**Instructions to follow**
Check the listing below for lines with the word "оттока" and say how many there are, with nothing but the number.

**The input**
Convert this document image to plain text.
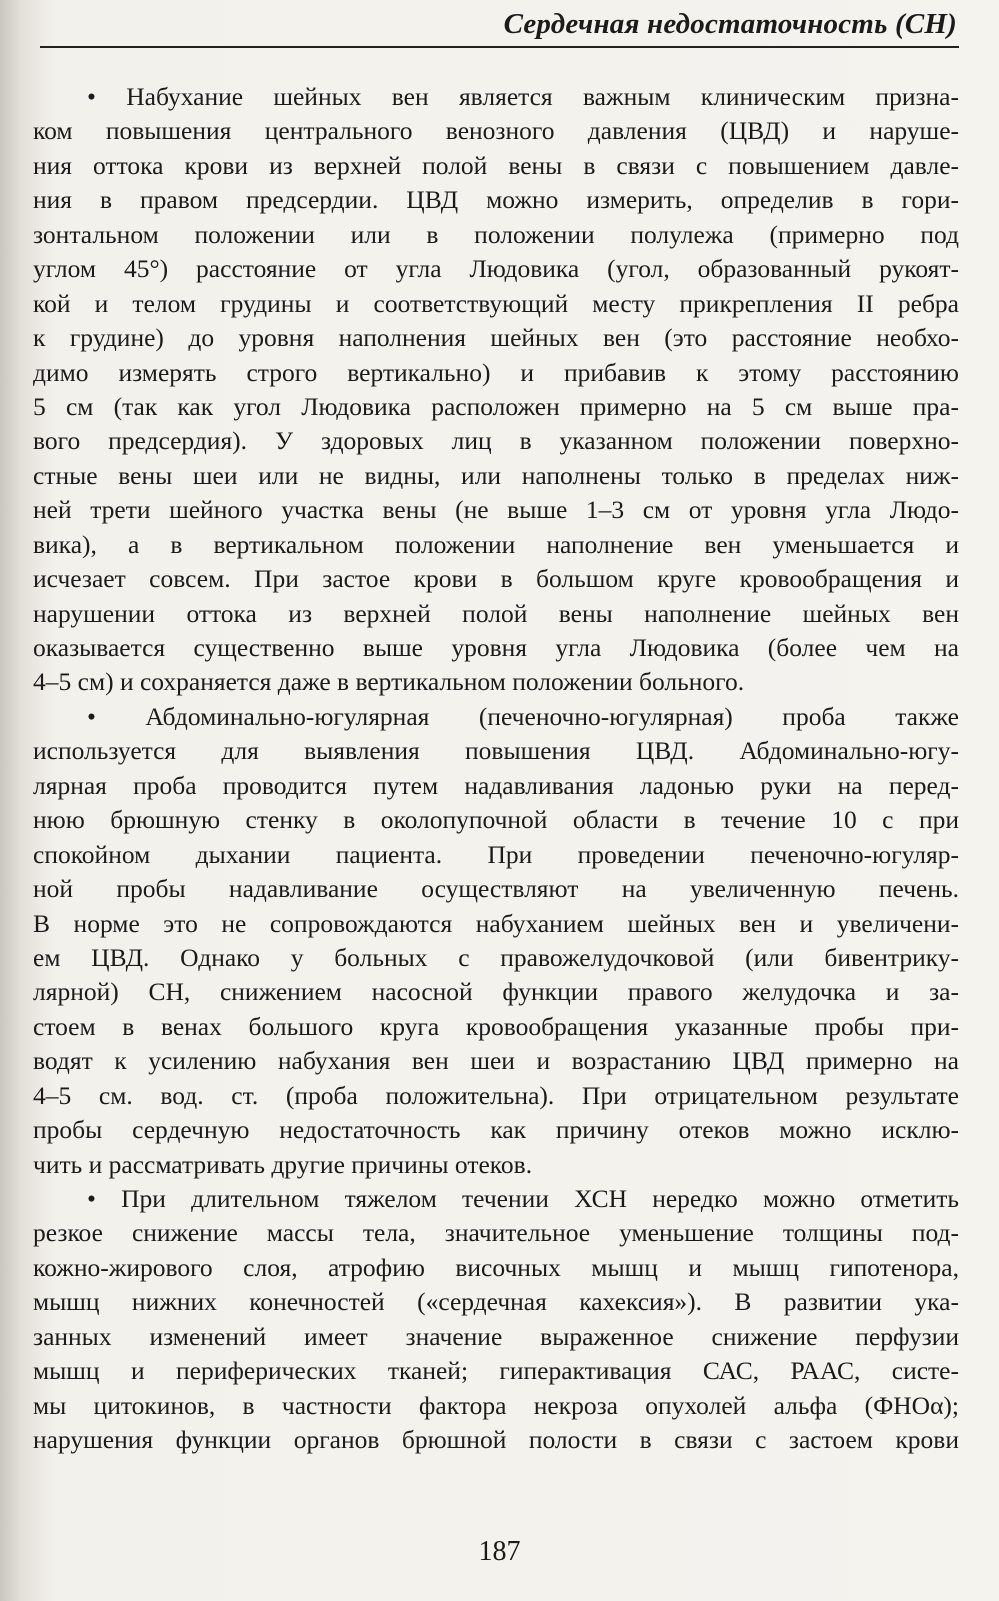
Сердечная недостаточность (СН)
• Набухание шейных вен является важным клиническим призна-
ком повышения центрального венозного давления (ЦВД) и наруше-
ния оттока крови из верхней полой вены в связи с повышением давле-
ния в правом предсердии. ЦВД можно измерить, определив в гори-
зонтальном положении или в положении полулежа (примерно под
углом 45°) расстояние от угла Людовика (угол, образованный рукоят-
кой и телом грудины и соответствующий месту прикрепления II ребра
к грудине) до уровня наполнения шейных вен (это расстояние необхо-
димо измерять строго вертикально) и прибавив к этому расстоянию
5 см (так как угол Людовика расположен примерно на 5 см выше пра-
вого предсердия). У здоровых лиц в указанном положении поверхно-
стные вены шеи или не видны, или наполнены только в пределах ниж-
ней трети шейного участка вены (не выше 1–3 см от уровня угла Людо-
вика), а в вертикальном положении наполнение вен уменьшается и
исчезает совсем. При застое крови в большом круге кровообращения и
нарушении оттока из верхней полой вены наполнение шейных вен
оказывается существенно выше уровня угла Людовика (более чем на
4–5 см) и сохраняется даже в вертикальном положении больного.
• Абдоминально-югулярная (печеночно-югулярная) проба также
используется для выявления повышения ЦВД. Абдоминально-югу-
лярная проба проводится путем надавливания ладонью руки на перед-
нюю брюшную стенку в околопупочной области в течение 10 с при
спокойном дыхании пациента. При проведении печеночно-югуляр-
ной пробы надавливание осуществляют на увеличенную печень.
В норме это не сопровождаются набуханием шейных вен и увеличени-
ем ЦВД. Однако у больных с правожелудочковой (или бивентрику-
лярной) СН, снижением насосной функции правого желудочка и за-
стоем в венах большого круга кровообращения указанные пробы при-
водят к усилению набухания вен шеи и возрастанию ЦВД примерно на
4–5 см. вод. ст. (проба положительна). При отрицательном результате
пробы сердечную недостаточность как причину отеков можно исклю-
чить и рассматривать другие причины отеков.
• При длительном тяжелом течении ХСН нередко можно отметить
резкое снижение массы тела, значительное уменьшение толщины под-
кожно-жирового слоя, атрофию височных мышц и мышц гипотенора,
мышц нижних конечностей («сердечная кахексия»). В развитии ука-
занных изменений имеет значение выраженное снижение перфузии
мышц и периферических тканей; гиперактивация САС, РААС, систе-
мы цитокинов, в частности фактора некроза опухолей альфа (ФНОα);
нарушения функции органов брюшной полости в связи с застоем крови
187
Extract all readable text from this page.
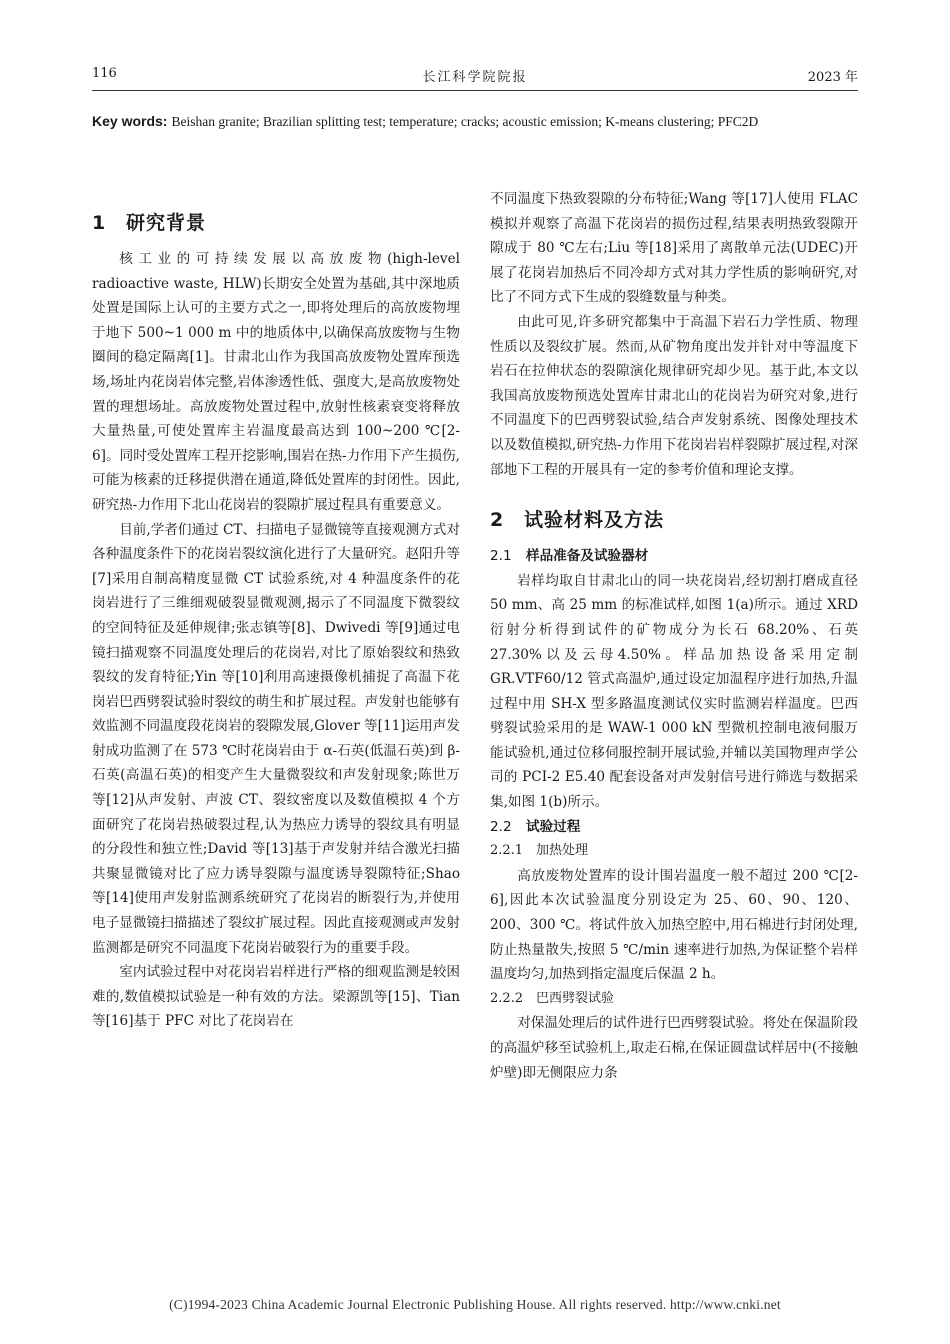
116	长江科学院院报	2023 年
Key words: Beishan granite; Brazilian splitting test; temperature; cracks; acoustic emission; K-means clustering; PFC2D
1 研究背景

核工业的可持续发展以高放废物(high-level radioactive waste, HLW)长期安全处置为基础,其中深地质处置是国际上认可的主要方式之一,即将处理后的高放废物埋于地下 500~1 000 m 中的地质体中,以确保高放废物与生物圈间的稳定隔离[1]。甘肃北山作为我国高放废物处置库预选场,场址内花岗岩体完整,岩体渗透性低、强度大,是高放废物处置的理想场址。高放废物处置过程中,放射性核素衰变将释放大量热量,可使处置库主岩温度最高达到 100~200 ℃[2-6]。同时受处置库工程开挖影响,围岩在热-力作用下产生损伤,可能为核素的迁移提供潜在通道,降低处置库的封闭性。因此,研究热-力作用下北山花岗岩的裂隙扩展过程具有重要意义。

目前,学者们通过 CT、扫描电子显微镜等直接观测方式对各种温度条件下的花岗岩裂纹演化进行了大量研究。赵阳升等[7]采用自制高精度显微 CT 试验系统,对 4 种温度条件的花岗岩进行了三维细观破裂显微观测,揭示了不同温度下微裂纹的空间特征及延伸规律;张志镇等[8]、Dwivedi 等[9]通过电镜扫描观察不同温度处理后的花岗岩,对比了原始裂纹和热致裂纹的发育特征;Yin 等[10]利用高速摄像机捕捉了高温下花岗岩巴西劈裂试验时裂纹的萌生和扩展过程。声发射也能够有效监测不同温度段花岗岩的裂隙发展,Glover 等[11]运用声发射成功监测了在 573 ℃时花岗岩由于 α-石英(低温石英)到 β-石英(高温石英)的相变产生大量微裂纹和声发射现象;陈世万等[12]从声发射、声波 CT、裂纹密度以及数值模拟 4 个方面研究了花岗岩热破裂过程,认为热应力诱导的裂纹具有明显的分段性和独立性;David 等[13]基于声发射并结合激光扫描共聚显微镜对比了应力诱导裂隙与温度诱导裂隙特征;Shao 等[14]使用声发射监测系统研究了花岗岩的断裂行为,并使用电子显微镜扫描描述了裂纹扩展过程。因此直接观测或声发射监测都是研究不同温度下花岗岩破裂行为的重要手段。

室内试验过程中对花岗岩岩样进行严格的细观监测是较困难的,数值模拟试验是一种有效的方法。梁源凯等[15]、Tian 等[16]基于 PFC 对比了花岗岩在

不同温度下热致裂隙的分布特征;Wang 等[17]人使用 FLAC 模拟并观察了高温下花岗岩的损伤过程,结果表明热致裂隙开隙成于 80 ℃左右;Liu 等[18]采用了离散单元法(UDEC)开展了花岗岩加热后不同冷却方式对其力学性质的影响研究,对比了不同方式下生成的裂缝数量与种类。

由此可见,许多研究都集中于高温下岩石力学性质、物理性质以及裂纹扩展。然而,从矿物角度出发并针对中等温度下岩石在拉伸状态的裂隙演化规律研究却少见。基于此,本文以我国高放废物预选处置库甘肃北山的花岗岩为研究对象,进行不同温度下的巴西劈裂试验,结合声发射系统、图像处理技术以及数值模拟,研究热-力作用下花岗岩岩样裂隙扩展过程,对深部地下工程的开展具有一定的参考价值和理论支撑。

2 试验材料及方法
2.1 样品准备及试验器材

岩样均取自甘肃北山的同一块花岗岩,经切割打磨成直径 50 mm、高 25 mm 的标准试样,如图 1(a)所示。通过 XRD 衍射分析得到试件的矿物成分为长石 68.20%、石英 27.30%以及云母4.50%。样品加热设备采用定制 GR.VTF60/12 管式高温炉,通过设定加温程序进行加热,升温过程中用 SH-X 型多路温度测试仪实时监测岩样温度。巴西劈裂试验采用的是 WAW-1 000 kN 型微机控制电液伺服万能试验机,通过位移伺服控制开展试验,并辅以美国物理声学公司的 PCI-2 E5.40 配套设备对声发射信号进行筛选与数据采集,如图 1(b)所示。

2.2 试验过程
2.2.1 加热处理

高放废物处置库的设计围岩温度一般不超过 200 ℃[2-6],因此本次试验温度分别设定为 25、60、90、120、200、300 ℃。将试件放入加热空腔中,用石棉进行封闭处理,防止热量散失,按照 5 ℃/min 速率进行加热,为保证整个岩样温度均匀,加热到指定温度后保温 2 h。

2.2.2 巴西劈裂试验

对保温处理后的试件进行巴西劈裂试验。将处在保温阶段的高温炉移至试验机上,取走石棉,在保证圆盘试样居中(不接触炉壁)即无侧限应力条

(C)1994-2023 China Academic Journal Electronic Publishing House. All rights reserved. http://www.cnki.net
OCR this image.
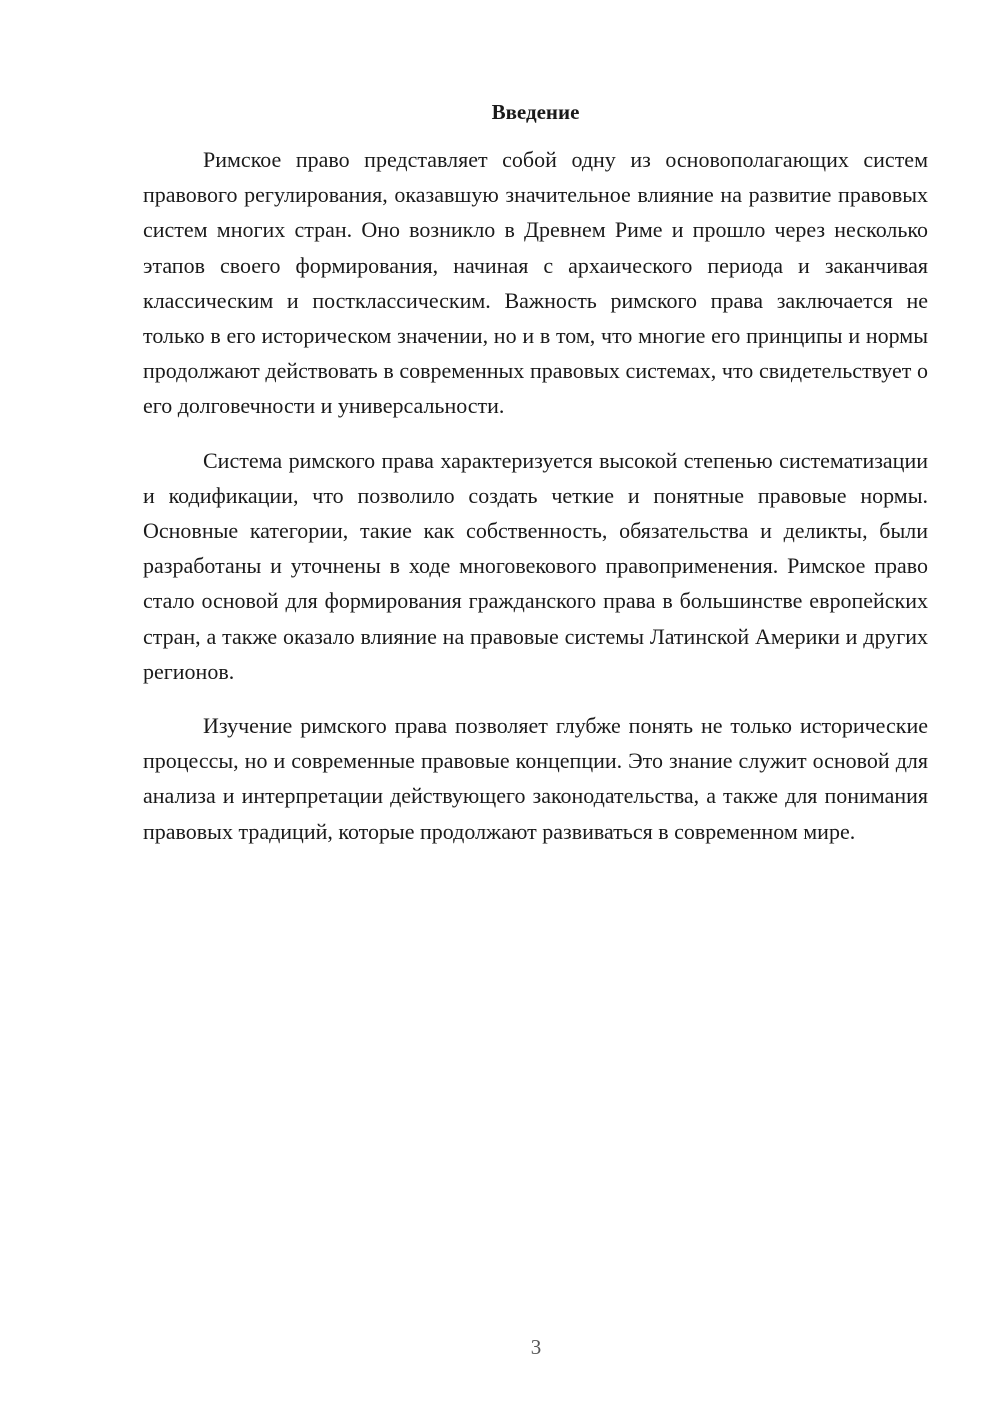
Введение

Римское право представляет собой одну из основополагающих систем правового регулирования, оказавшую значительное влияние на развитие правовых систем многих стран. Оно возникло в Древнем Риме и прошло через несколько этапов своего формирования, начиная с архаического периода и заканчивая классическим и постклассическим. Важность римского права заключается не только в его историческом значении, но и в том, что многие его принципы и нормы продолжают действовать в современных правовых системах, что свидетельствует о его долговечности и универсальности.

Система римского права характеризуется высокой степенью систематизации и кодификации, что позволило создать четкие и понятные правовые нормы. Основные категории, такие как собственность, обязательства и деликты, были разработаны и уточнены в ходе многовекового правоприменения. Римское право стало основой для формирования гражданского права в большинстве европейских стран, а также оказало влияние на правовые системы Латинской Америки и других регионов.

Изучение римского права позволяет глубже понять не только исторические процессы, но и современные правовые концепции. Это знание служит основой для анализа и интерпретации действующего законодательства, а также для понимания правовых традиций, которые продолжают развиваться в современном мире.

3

**Response to the task**
2